Convert every line of the material into a numbered list, skipping blank lines and leaving the pictures out.

─── DATASET ENTRIES ───

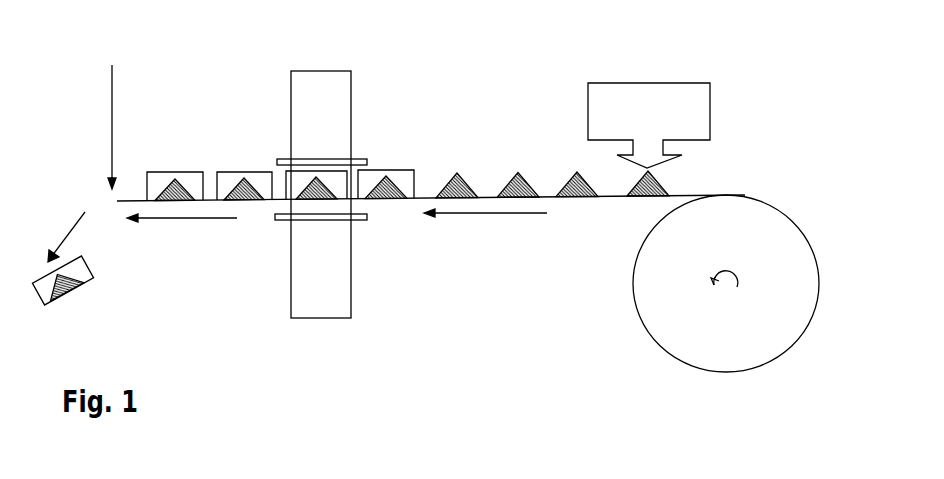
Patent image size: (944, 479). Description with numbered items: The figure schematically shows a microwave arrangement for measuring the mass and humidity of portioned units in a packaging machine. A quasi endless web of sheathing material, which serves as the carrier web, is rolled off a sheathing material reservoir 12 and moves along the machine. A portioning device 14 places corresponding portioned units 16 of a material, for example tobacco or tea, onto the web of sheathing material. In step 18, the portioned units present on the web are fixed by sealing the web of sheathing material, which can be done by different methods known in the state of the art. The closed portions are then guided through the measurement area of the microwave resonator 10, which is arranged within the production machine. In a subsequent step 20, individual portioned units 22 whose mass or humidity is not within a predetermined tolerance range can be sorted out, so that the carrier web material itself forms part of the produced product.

The microwave resonator 10 is at (308, 85).
The sheathing material reservoir 12 is at (693, 335).
The portioning device 14 is at (658, 115).
The portioned units 16 is at (660, 183).
The sealing step 18 is at (400, 178).
The sorting step 20 is at (118, 170).
The individual portioned unit 22 is at (68, 298).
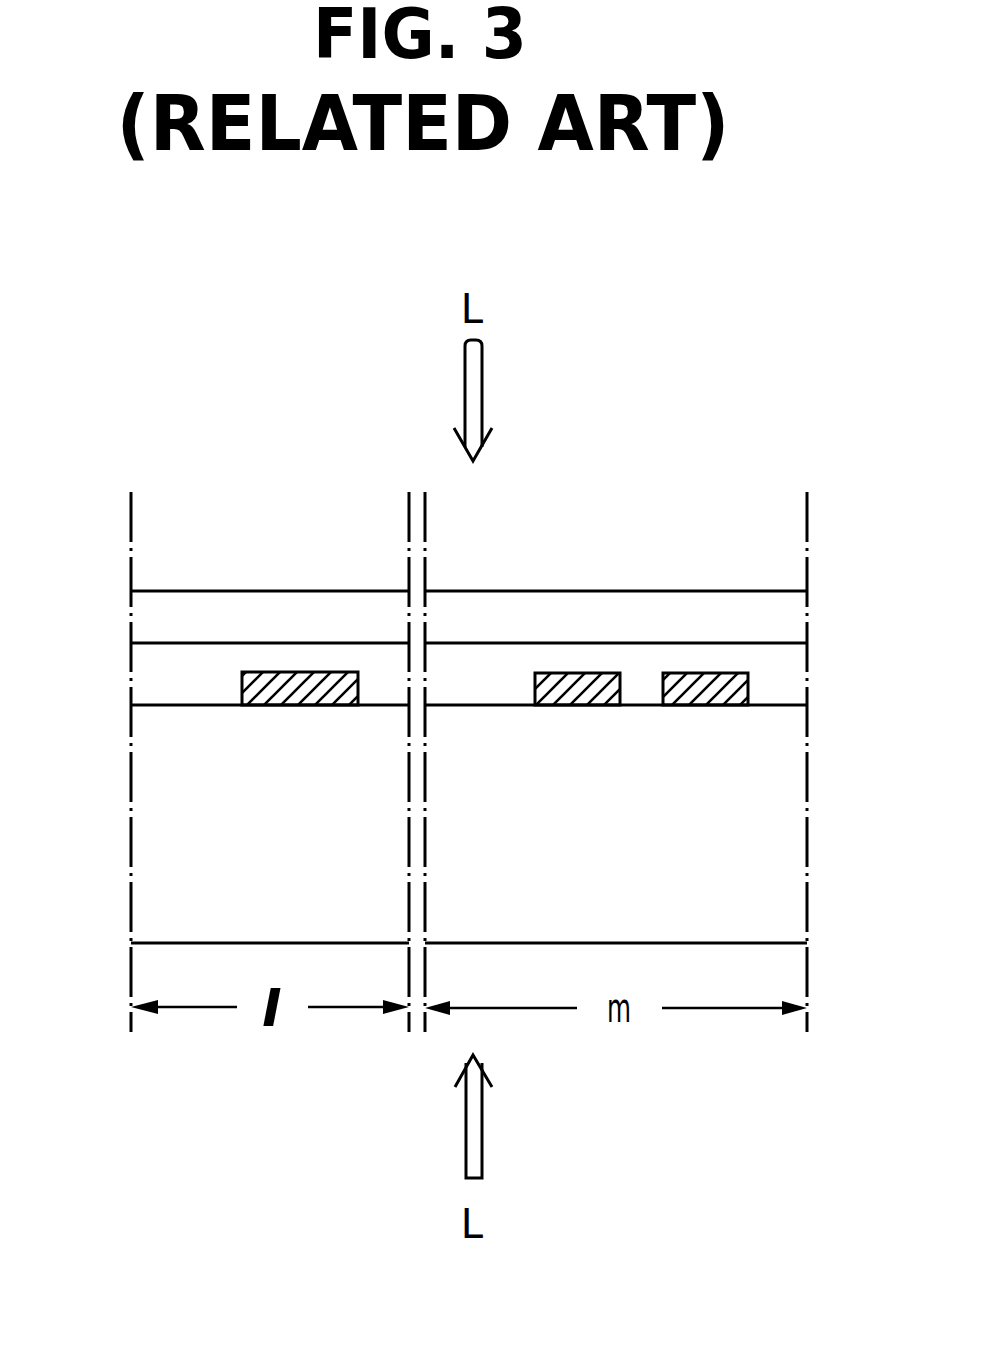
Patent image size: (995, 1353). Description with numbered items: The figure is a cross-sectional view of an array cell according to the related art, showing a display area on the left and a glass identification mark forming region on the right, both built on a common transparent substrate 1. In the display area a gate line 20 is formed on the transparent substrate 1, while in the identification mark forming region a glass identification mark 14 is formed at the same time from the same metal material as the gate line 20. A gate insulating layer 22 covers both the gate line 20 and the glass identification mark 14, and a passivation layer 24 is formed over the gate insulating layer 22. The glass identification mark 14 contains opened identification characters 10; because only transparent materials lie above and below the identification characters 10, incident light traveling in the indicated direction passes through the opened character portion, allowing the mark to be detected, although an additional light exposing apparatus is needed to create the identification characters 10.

The transparent substrate 1 is at (152, 878).
The identification characters 10 is at (640, 655).
The glass identification mark 14 is at (536, 705).
The gate line 20 is at (297, 706).
The gate insulating layer 22 is at (183, 653).
The passivation layer 24 is at (320, 607).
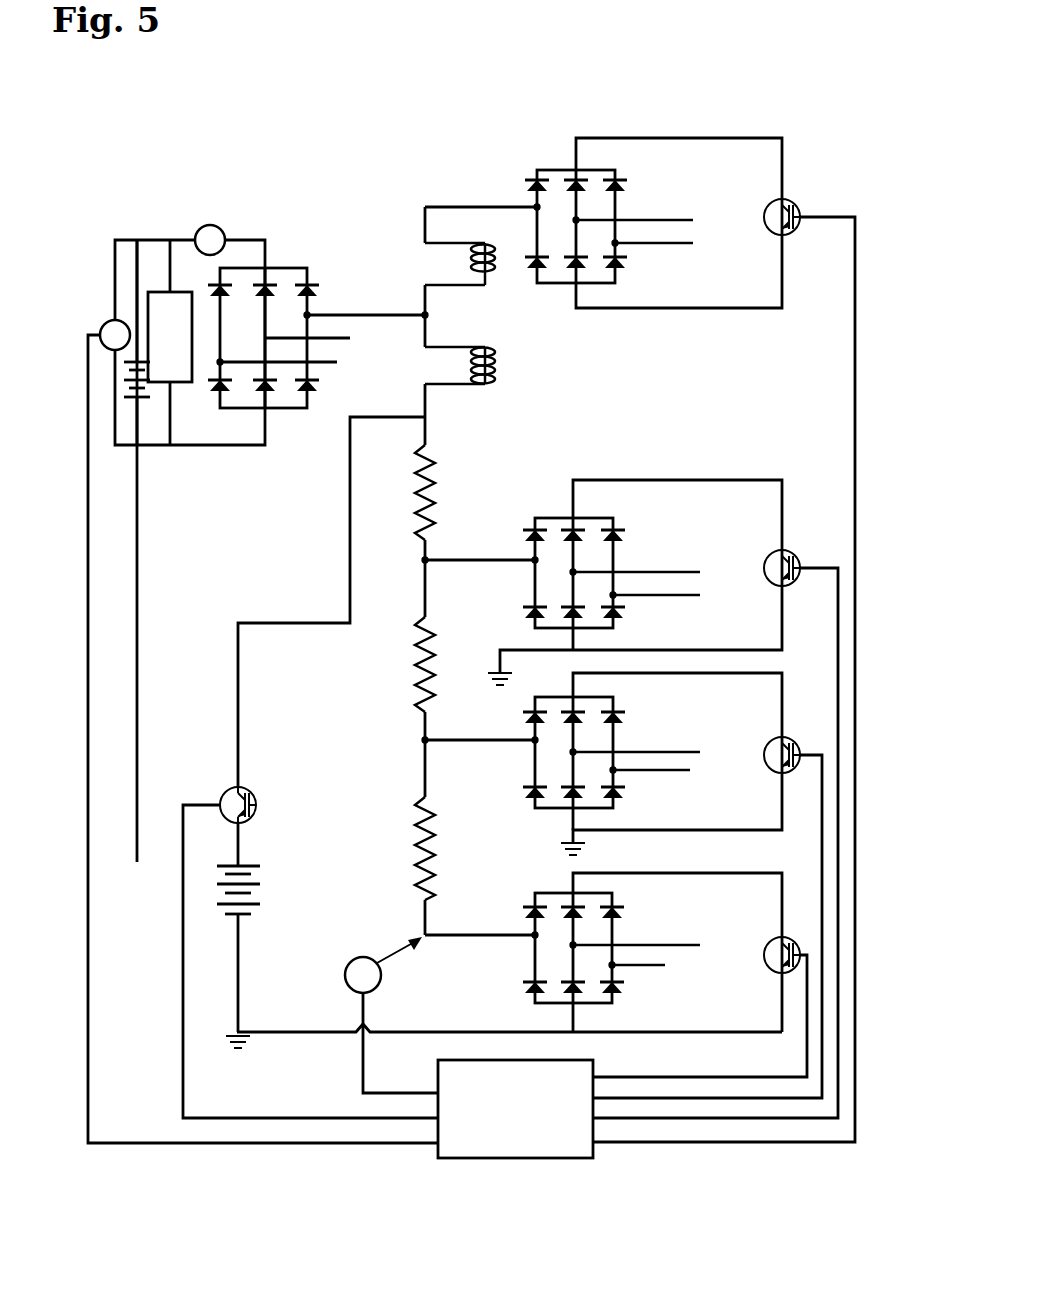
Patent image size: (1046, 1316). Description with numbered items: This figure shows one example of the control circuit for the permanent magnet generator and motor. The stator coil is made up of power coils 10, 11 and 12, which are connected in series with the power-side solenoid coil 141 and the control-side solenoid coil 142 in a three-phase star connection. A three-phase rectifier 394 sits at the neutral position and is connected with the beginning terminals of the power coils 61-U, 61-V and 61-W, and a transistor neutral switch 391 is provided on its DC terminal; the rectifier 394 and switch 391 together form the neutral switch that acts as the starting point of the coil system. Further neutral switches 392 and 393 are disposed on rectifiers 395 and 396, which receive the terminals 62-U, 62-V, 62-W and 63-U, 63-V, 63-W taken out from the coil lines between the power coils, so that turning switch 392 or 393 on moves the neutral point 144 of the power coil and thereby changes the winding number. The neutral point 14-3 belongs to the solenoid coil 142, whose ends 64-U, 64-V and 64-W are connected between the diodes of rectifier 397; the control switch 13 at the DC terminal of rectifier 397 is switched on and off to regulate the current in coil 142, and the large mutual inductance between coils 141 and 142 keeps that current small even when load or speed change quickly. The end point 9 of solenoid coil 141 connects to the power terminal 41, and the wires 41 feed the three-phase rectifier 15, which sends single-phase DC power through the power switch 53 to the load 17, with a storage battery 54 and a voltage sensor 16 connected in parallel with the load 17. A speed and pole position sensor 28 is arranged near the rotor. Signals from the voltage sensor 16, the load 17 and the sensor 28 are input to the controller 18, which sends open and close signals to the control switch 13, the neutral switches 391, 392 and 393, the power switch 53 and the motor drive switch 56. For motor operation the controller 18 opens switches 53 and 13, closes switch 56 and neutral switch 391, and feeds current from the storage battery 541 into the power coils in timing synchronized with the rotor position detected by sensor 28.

The end point of solenoid coil 9 is at (425, 315).
The power coil 10 is at (416, 850).
The power coil 11 is at (414, 672).
The power coil 12 is at (417, 493).
The control switch 13 is at (793, 205).
The rectifier 15 is at (283, 262).
The sensor of voltage 16 is at (105, 322).
The load 17 is at (178, 378).
The controller 18 is at (518, 1147).
The speed and position sensor 28 is at (345, 978).
The power terminal 41 is at (321, 334).
The power switch 53 is at (222, 228).
The storage battery 54 is at (148, 400).
The motor drive switch 56 is at (262, 805).
The solenoid coil of power side 141 is at (495, 365).
The solenoid coil of control side 142 is at (487, 273).
The neutral point of power coil 144 is at (567, 893).
The neutral point of solenoid coil 14-3 is at (590, 165).
The neutral switch 391 is at (773, 950).
The neutral switch 392 is at (765, 770).
The neutral switch 393 is at (775, 562).
The three phase rectifier 394 is at (527, 957).
The rectifier 395 is at (532, 765).
The rectifier 396 is at (535, 600).
The rectifier 397 is at (535, 188).
The storage battery 541 is at (272, 870).
The power coil terminal 61-U is at (481, 933).
The power coil terminal 61-V is at (635, 935).
The power coil terminal 61-W is at (645, 961).
The power coil terminal 62-U is at (480, 730).
The power coil terminal 62-V is at (635, 743).
The power coil terminal 62-W is at (650, 765).
The power coil terminal 63-U is at (480, 550).
The power coil terminal 63-V is at (635, 562).
The power coil terminal 63-W is at (655, 585).
The solenoid coil end 64-U is at (482, 197).
The solenoid coil end 64-V is at (633, 210).
The solenoid coil end 64-W is at (652, 233).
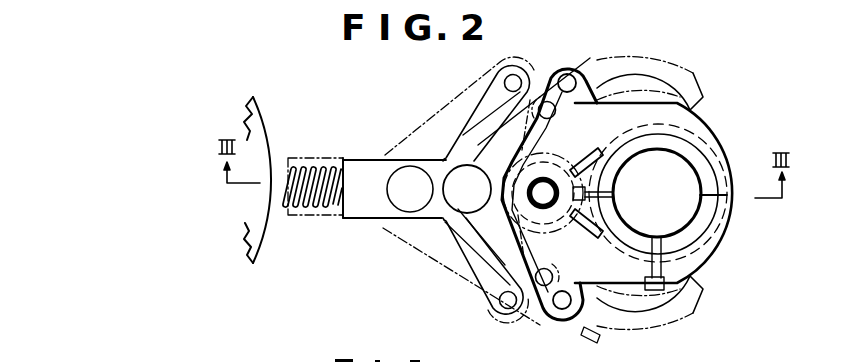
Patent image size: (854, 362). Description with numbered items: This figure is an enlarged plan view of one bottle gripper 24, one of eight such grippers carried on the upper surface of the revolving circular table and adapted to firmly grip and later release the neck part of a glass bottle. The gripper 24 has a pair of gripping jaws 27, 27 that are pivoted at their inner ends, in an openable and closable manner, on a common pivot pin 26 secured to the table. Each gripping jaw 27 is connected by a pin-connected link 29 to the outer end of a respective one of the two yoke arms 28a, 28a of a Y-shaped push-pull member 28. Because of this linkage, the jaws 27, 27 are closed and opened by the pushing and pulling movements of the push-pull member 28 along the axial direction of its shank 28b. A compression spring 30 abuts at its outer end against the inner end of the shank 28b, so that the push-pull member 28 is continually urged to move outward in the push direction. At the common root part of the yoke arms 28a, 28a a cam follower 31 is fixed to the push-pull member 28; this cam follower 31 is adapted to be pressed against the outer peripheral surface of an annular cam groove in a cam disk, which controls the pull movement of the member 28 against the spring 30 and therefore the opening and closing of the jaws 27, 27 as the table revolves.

The bottle gripper 24 is at (428, 122).
The pivot pin 26 is at (530, 208).
The gripping jaw 27 is at (712, 147).
The push-pull member 28 is at (430, 243).
The yoke arm 28a is at (481, 142).
The shank 28b is at (352, 218).
The pin-connected link 29 is at (598, 92).
The compression spring 30 is at (297, 216).
The cam follower 31 is at (463, 220).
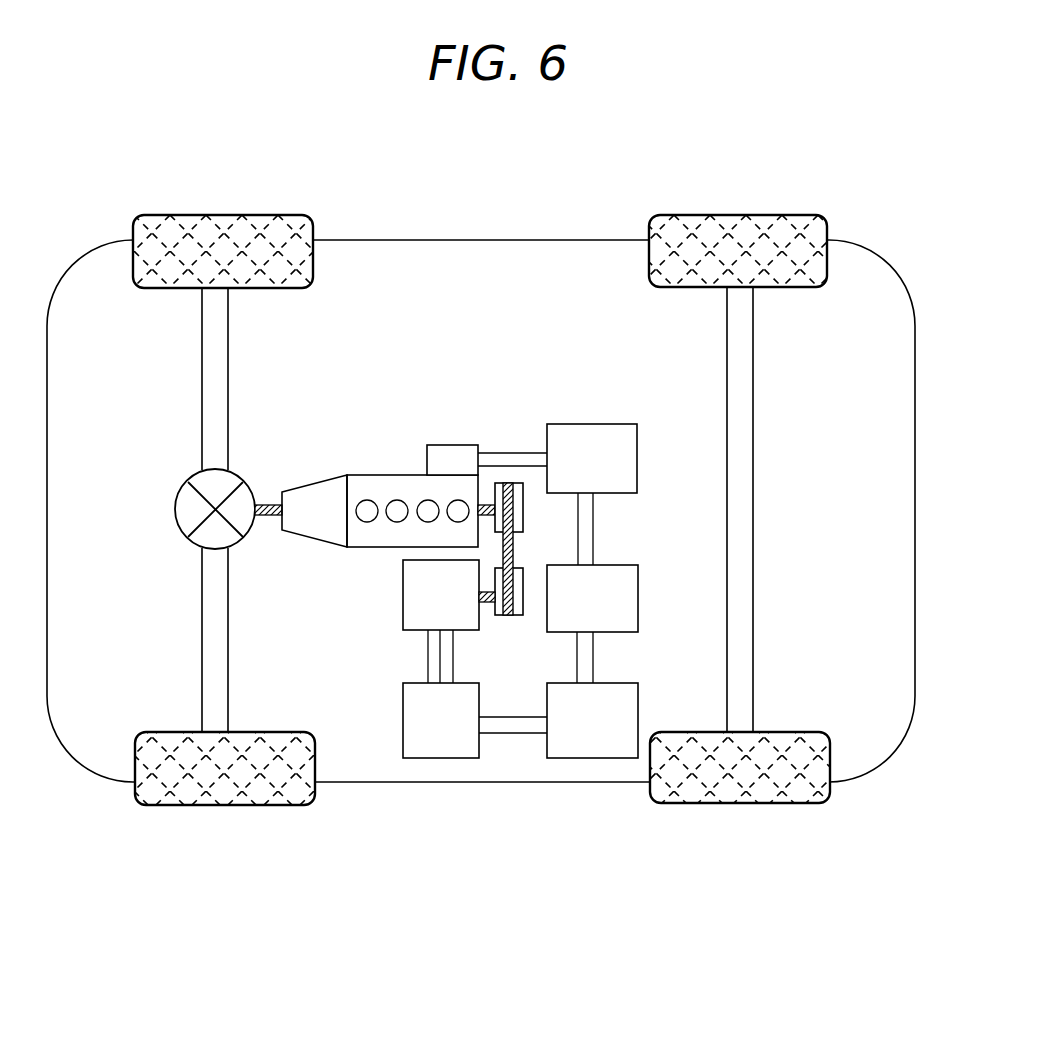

───

> [THE SOLUTION]:
1. Patent image size: (944, 479). Description with numbered items: The figure schematically shows a microwave arrangement for measuring the mass and humidity of portioned units in a packaging machine. A quasi endless web of sheathing material, which serves as the carrier web, is rolled off a sheathing material reservoir 12 and moves along the machine. A portioning device 14 places corresponding portioned units 16 of a material, for example tobacco or tea, onto the web of sheathing material. In step 18, the portioned units present on the web are fixed by sealing the web of sheathing material, which can be done by different methods known in the state of the art. The closed portions are then guided through the measurement area of the microwave resonator 10, which is arranged within the production machine. In a subsequent step 20, individual portioned units 22 whose mass or humidity is not within a predetermined tolerance range can be sorted out, so that the carrier web material itself forms part of the produced product.
2. The microwave resonator 10 is at (308, 85).
3. The sheathing material reservoir 12 is at (693, 335).
4. The portioning device 14 is at (658, 115).
5. The portioned units 16 is at (660, 183).
6. The sealing step 18 is at (400, 178).
7. The sorting step 20 is at (118, 170).
8. The individual portioned unit 22 is at (68, 298).
9. Patent image size: (995, 1353). Description with numbered items: The figure is a cross-sectional view of an array cell according to the related art, showing a display area on the left and a glass identification mark forming region on the right, both built on a common transparent substrate 1. In the display area a gate line 20 is formed on the transparent substrate 1, while in the identification mark forming region a glass identification mark 14 is formed at the same time from the same metal material as the gate line 20. A gate insulating layer 22 covers both the gate line 20 and the glass identification mark 14, and a passivation layer 24 is formed over the gate insulating layer 22. The glass identification mark 14 contains opened identification characters 10; because only transparent materials lie above and below the identification characters 10, incident light traveling in the indicated direction passes through the opened character portion, allowing the mark to be detected, although an additional light exposing apparatus is needed to create the identification characters 10.
10. The transparent substrate 1 is at (152, 878).
11. The identification characters 10 is at (640, 655).
12. The glass identification mark 14 is at (536, 705).
13. The gate line 20 is at (297, 706).
14. The gate insulating layer 22 is at (183, 653).
15. The passivation layer 24 is at (320, 607).
16. Patent image size: (1046, 1316). Description with numbered items: This figure shows one example of the control circuit for the permanent magnet generator and motor. The stator coil is made up of power coils 10, 11 and 12, which are connected in series with the power-side solenoid coil 141 and the control-side solenoid coil 142 in a three-phase star connection. A three-phase rectifier 394 sits at the neutral position and is connected with the beginning terminals of the power coils 61-U, 61-V and 61-W, and a transistor neutral switch 391 is provided on its DC terminal; the rectifier 394 and switch 391 together form the neutral switch that acts as the starting point of the coil system. Further neutral switches 392 and 393 are disposed on rectifiers 395 and 396, which receive the terminals 62-U, 62-V, 62-W and 63-U, 63-V, 63-W taken out from the coil lines between the power coils, so that turning switch 392 or 393 on moves the neutral point 144 of the power coil and thereby changes the winding number. The neutral point 14-3 belongs to the solenoid coil 142, whose ends 64-U, 64-V and 64-W are connected between the diodes of rectifier 397; the control switch 13 at the DC terminal of rectifier 397 is switched on and off to regulate the current in coil 142, and the large mutual inductance between coils 141 and 142 keeps that current small even when load or speed change quickly. The end point 9 of solenoid coil 141 connects to the power terminal 41, and the wires 41 feed the three-phase rectifier 15, which sends single-phase DC power through the power switch 53 to the load 17, with a storage battery 54 and a voltage sensor 16 connected in parallel with the load 17. A speed and pole position sensor 28 is arranged near the rotor. Signals from the voltage sensor 16, the load 17 and the sensor 28 are input to the controller 18, which sends open and close signals to the control switch 13, the neutral switches 391, 392 and 393, the power switch 53 and the motor drive switch 56. For motor operation the controller 18 opens switches 53 and 13, closes switch 56 and neutral switch 391, and feeds current from the storage battery 541 into the power coils in timing synchronized with the rotor position detected by sensor 28.
17. The end point of solenoid coil 9 is at (425, 315).
18. The power coil 10 is at (416, 850).
19. The power coil 11 is at (414, 672).
20. The power coil 12 is at (417, 493).
21. The control switch 13 is at (793, 205).
22. The rectifier 15 is at (283, 262).
23. The sensor of voltage 16 is at (105, 322).
24. The load 17 is at (178, 378).
25. The controller 18 is at (518, 1147).
26. The speed and position sensor 28 is at (345, 978).
27. The power terminal 41 is at (321, 334).
28. The power switch 53 is at (222, 228).
29. The storage battery 54 is at (148, 400).
30. The motor drive switch 56 is at (262, 805).
31. The solenoid coil of power side 141 is at (495, 365).
32. The solenoid coil of control side 142 is at (487, 273).
33. The neutral point of power coil 144 is at (567, 893).
34. The neutral point of solenoid coil 14-3 is at (590, 165).
35. The neutral switch 391 is at (773, 950).
36. The neutral switch 392 is at (765, 770).
37. The neutral switch 393 is at (775, 562).
38. The three phase rectifier 394 is at (527, 957).
39. The rectifier 395 is at (532, 765).
40. The rectifier 396 is at (535, 600).
41. The rectifier 397 is at (535, 188).
42. The storage battery 541 is at (272, 870).
43. The power coil terminal 61-U is at (481, 933).
44. The power coil terminal 61-V is at (635, 935).
45. The power coil terminal 61-W is at (645, 961).
46. The power coil terminal 62-U is at (480, 730).
47. The power coil terminal 62-V is at (635, 743).
48. The power coil terminal 62-W is at (650, 765).
49. The power coil terminal 63-U is at (480, 550).
50. The power coil terminal 63-V is at (635, 562).
51. The power coil terminal 63-W is at (655, 585).
52. The solenoid coil end 64-U is at (482, 197).
53. The solenoid coil end 64-V is at (633, 210).
54. The solenoid coil end 64-W is at (652, 233).
55. Patent image size: (854, 362). Description with numbered items: This figure is an enlarged plan view of one bottle gripper 24, one of eight such grippers carried on the upper surface of the revolving circular table and adapted to firmly grip and later release the neck part of a glass bottle. The gripper 24 has a pair of gripping jaws 27, 27 that are pivoted at their inner ends, in an openable and closable manner, on a common pivot pin 26 secured to the table. Each gripping jaw 27 is connected by a pin-connected link 29 to the outer end of a respective one of the two yoke arms 28a, 28a of a Y-shaped push-pull member 28. Because of this linkage, the jaws 27, 27 are closed and opened by the pushing and pulling movements of the push-pull member 28 along the axial direction of its shank 28b. A compression spring 30 abuts at its outer end against the inner end of the shank 28b, so that the push-pull member 28 is continually urged to move outward in the push direction. At the common root part of the yoke arms 28a, 28a a cam follower 31 is fixed to the push-pull member 28; this cam follower 31 is adapted to be pressed against the outer peripheral surface of an annular cam groove in a cam disk, which controls the pull movement of the member 28 against the spring 30 and therefore the opening and closing of the jaws 27, 27 as the table revolves.
56. The bottle gripper 24 is at (428, 122).
57. The pivot pin 26 is at (530, 208).
58. The gripping jaw 27 is at (712, 147).
59. The push-pull member 28 is at (430, 243).
60. The yoke arm 28a is at (481, 142).
61. The shank 28b is at (352, 218).
62. The pin-connected link 29 is at (598, 92).
63. The compression spring 30 is at (297, 216).
64. The cam follower 31 is at (463, 220).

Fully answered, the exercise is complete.